#### What to work on:
Which lines hold the word "Learn"? Copy each one.

#### Extracted material:
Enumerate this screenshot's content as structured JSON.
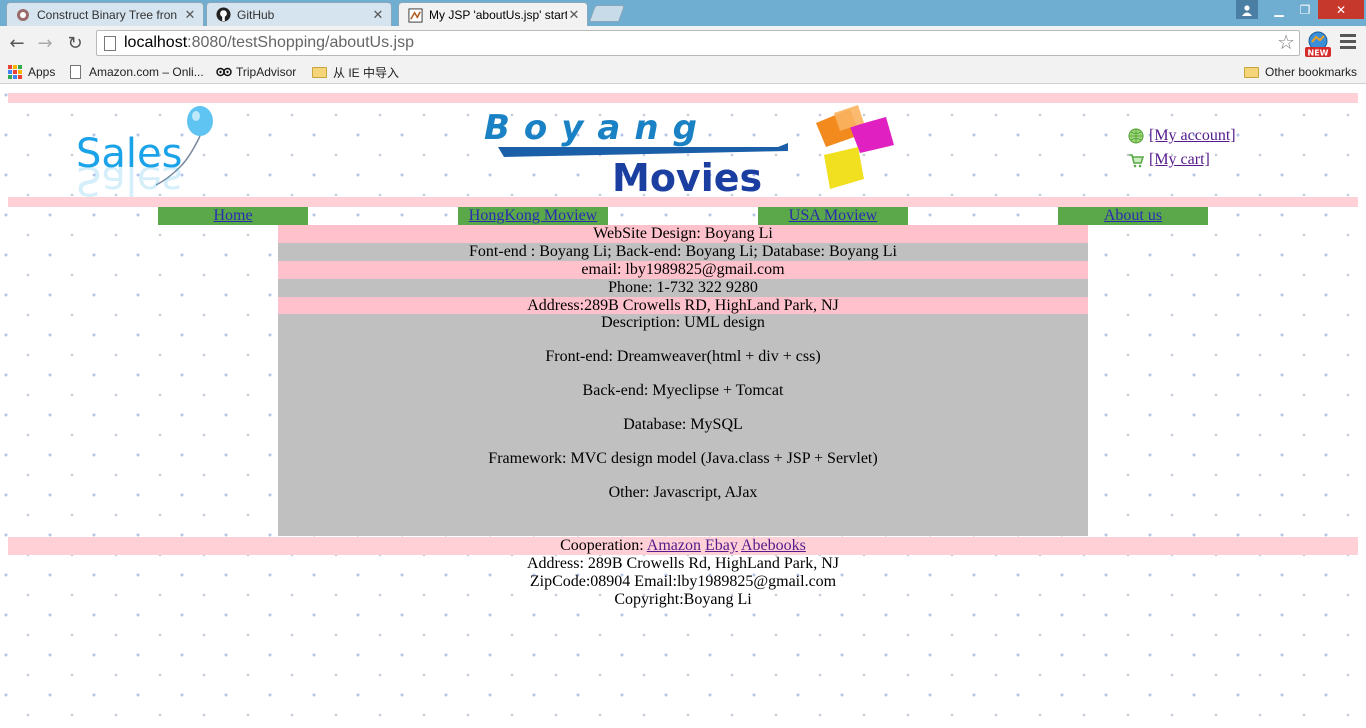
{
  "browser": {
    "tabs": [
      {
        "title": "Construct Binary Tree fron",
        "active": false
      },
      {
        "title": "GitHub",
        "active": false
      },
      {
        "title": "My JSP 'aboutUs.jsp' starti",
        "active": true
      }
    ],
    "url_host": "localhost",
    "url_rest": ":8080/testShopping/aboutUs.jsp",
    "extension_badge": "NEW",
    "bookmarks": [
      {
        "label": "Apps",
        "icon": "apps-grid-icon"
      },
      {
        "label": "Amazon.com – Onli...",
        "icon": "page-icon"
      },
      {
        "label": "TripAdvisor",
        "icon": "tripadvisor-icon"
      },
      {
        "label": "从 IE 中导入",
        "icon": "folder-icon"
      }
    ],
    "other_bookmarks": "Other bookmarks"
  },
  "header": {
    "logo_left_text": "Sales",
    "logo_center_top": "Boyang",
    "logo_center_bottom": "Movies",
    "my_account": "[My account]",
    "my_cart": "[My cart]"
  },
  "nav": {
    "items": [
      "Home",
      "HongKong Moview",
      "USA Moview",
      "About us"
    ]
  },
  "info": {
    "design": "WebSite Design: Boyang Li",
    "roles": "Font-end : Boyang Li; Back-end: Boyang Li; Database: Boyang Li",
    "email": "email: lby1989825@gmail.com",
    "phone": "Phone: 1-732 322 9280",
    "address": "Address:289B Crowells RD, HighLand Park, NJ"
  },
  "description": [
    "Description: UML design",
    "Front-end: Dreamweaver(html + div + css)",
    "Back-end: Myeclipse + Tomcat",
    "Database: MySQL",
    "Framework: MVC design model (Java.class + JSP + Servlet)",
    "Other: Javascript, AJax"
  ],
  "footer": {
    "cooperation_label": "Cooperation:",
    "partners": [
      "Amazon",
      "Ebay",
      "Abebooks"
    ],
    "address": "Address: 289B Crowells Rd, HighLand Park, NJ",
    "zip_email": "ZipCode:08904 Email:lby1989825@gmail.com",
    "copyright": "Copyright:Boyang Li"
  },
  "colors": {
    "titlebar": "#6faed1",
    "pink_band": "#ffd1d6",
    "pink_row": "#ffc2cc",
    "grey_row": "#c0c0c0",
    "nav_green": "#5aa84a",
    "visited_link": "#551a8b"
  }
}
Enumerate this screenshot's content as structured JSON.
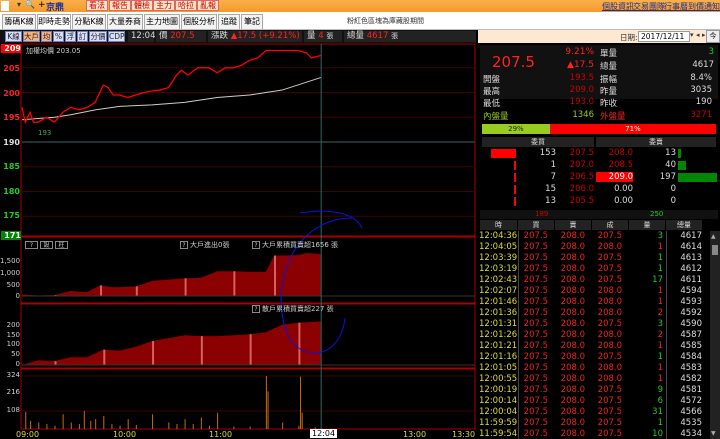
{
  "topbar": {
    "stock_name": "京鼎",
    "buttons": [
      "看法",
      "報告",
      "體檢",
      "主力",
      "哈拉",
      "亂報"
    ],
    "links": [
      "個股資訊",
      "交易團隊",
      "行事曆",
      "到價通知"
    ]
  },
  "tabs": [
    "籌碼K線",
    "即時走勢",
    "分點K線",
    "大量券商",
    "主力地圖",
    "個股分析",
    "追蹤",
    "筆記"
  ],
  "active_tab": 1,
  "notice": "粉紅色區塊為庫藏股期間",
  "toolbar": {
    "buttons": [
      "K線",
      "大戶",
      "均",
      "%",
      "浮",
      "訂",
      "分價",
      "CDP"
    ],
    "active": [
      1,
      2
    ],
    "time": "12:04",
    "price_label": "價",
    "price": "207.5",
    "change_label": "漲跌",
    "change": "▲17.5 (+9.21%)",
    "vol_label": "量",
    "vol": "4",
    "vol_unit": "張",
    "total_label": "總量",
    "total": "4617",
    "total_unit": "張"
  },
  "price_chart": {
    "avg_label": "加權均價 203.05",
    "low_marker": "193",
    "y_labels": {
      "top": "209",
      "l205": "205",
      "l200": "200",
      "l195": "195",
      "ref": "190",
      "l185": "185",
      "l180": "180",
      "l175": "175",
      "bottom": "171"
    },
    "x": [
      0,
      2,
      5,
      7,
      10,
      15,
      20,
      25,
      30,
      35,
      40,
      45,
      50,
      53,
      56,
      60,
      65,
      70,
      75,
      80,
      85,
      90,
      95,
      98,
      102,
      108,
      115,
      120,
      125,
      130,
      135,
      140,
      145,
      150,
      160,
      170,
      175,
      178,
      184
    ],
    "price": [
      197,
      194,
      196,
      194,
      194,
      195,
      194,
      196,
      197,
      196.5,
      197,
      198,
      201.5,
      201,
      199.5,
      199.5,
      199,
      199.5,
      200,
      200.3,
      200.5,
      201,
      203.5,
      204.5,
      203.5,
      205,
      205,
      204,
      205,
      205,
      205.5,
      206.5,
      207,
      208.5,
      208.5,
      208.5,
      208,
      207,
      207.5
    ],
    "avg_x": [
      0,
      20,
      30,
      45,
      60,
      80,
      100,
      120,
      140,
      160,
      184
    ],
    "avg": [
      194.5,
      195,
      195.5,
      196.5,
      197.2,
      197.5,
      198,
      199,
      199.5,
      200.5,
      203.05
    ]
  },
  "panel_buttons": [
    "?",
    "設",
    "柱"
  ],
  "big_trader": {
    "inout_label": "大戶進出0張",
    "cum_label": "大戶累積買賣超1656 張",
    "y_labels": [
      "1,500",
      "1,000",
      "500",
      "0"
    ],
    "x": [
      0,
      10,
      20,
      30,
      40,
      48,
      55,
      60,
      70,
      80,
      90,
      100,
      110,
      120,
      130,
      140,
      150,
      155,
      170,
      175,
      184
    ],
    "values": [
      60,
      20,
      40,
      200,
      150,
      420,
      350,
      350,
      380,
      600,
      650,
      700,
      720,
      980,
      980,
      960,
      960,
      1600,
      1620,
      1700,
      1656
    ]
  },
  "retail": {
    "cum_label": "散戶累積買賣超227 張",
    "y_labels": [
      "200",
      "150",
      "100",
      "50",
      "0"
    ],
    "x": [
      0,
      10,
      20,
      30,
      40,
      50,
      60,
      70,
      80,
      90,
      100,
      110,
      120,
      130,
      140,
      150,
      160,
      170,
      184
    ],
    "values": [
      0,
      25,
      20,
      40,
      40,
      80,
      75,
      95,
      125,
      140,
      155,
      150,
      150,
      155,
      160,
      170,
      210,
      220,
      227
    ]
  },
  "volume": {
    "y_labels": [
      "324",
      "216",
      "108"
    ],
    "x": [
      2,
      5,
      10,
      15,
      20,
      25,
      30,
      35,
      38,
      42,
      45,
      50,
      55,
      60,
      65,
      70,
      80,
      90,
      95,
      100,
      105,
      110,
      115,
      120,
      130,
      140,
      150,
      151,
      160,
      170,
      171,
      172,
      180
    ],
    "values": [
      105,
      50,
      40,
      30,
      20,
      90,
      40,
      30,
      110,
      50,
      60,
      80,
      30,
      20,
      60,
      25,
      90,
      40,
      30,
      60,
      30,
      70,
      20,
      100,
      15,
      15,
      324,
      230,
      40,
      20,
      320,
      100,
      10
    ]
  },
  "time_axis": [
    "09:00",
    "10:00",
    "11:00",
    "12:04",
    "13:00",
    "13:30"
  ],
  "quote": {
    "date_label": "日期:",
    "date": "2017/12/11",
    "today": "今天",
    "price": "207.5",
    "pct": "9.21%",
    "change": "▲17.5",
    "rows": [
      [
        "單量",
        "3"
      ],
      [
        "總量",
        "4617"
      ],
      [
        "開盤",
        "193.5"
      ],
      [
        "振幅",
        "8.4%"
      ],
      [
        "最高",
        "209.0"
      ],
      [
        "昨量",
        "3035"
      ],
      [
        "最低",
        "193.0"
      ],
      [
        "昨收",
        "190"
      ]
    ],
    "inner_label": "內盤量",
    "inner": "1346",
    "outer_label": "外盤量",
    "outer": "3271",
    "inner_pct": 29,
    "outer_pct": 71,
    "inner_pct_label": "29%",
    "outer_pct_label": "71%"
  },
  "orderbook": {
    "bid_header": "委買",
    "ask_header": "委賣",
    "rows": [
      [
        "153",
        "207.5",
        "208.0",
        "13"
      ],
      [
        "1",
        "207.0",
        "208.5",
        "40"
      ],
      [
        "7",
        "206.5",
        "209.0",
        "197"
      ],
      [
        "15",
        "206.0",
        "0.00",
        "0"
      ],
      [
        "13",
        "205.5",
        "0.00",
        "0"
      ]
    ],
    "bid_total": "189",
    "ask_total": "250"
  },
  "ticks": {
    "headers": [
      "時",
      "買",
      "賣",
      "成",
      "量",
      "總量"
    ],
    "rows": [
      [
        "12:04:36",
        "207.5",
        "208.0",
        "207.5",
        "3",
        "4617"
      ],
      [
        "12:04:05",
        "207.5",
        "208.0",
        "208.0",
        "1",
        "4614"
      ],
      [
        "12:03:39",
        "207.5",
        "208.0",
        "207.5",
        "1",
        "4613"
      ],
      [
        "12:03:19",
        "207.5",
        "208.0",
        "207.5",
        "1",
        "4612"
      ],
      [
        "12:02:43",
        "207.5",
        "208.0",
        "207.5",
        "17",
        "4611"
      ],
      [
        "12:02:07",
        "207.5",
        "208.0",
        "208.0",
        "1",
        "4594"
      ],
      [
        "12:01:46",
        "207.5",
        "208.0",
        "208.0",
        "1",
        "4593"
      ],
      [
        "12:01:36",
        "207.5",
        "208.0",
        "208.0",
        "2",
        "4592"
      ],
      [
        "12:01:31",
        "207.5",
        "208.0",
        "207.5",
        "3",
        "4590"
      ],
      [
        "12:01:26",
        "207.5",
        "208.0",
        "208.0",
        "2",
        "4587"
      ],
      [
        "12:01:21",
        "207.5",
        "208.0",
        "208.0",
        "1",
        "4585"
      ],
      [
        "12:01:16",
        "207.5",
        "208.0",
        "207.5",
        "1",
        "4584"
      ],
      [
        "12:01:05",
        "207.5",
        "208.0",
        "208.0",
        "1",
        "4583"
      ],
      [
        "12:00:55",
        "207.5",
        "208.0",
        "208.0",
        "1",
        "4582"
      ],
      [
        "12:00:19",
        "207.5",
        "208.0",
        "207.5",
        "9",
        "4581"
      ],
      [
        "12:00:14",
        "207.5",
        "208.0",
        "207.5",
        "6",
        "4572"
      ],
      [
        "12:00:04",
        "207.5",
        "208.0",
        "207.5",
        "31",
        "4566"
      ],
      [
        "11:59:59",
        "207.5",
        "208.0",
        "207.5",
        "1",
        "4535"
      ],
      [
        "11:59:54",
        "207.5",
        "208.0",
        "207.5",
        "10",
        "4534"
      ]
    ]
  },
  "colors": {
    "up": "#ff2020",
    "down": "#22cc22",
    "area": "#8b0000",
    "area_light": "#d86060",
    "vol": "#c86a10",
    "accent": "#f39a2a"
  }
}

---

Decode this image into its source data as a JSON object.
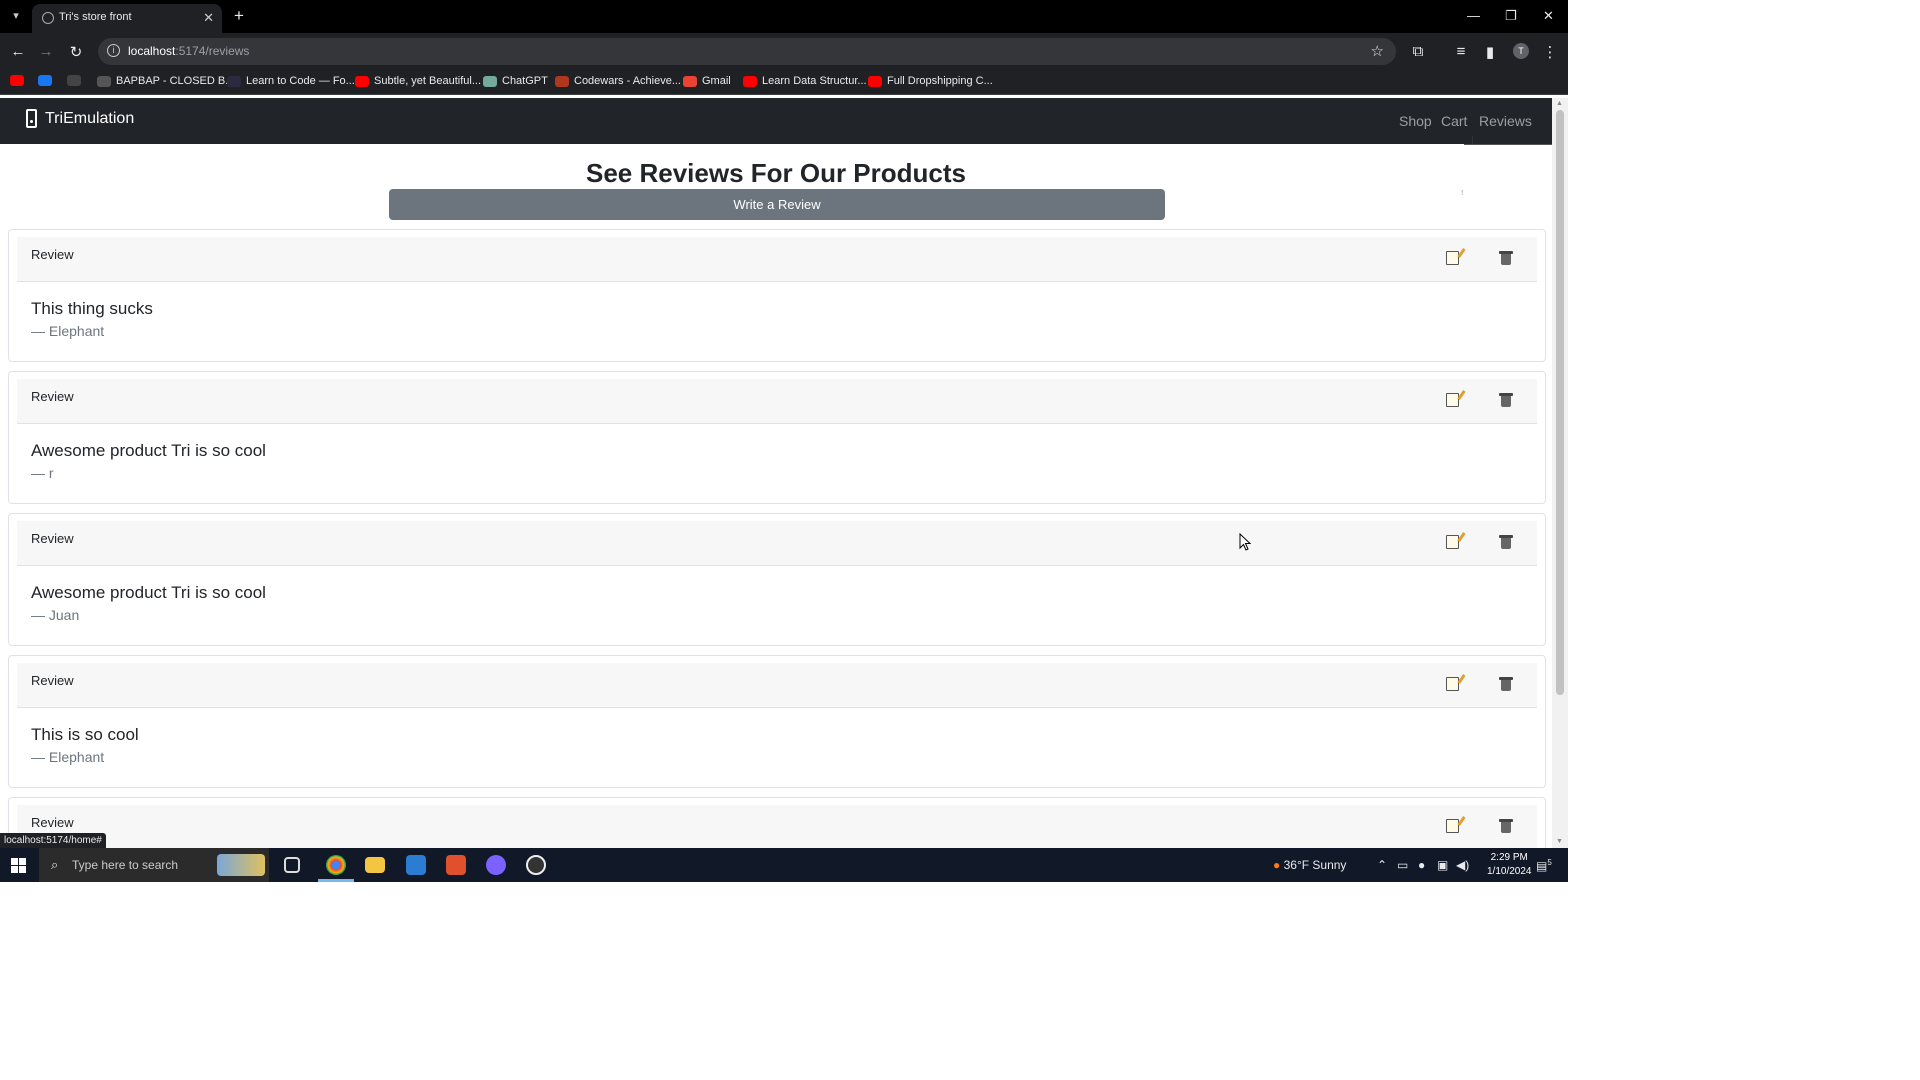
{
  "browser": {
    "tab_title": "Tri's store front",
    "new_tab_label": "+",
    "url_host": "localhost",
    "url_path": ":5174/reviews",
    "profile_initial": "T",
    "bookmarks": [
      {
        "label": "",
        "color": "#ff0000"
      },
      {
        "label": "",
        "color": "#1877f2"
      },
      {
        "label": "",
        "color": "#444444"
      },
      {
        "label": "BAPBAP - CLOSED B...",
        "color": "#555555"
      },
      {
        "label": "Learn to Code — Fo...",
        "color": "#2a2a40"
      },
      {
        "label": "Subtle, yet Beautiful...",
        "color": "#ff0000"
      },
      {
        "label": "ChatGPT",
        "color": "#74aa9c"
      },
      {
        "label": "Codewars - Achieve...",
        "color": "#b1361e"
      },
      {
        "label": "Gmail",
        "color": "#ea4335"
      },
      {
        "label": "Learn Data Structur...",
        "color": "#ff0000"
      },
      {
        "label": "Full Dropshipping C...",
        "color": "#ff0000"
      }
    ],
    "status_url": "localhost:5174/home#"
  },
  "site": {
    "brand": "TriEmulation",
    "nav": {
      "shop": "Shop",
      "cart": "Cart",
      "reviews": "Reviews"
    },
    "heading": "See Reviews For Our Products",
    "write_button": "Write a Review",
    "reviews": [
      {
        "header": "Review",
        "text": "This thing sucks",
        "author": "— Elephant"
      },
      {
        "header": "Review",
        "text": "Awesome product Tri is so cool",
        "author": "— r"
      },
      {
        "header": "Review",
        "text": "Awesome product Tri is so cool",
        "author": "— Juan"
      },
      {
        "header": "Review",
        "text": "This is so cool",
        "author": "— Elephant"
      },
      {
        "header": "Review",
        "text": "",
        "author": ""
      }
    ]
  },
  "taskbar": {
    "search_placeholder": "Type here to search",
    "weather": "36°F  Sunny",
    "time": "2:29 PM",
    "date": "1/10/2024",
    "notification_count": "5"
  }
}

#### Finished answer:
        "label": "Learn to Code — Fo...",
        "label": "Learn Data Structur...",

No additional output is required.